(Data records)
▼
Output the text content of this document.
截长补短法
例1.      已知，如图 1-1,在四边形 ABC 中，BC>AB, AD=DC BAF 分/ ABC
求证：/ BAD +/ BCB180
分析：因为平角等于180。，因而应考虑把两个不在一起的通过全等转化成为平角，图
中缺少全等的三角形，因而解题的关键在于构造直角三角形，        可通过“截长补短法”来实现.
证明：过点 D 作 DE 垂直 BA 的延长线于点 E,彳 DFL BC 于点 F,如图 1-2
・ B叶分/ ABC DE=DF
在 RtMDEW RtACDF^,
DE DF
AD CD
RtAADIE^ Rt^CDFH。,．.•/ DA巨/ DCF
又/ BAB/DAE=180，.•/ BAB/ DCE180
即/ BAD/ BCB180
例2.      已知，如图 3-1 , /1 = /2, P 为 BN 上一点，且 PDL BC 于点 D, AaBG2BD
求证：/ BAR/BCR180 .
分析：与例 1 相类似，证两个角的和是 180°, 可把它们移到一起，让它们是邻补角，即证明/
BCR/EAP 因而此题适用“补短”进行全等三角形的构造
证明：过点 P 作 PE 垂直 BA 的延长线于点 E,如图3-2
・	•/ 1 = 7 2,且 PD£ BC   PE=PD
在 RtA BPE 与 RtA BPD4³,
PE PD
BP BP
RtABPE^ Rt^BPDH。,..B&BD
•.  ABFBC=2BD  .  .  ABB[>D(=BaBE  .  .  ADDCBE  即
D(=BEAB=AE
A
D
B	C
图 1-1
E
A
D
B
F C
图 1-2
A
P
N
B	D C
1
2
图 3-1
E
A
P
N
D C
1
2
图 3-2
▲
Extract each entry in full, exactly as given.

* _Output for this exercise_
Output the text content of this document.
截长补短法
例1.      已知，如图 1-1,在四边形 ABC 中，BC>AB, AD=DC BAF 分/ ABC
求证：/ BAD +/ BCB180
分析：因为平角等于180。，因而应考虑把两个不在一起的通过全等转化成为平角，图
中缺少全等的三角形，因而解题的关键在于构造直角三角形，        可通过“截长补短法”来实现.
证明：过点 D 作 DE 垂直 BA 的延长线于点 E,彳 DFL BC 于点 F,如图 1-2
・ B叶分/ ABC DE=DF
在 RtMDEW RtACDF^,
DE DF
AD CD
RtAADIE^ Rt^CDFH。,．.•/ DA巨/ DCF
又/ BAB/DAE=180，.•/ BAB/ DCE180
即/ BAD/ BCB180
例2.      已知，如图 3-1 , /1 = /2, P 为 BN 上一点，且 PDL BC 于点 D, AaBG2BD
求证：/ BAR/BCR180 .
分析：与例 1 相类似，证两个角的和是 180°, 可把它们移到一起，让它们是邻补角，即证明/
BCR/EAP 因而此题适用“补短”进行全等三角形的构造
证明：过点 P 作 PE 垂直 BA 的延长线于点 E,如图3-2
・	•/ 1 = 7 2,且 PD£ BC   PE=PD
在 RtA BPE 与 RtA BPD4³,
PE PD
BP BP
RtABPE^ Rt^BPDH。,..B&BD
•.  ABFBC=2BD  .  .  ABB[>D(=BaBE  .  .  ADDCBE  即
D(=BEAB=AE
A
D
B	C
图 1-1
E
A
D
B
F C
图 1-2
A
P
N
B	D C
1
2
图 3-1
E
A
P
N
D C
1
2
图 3-2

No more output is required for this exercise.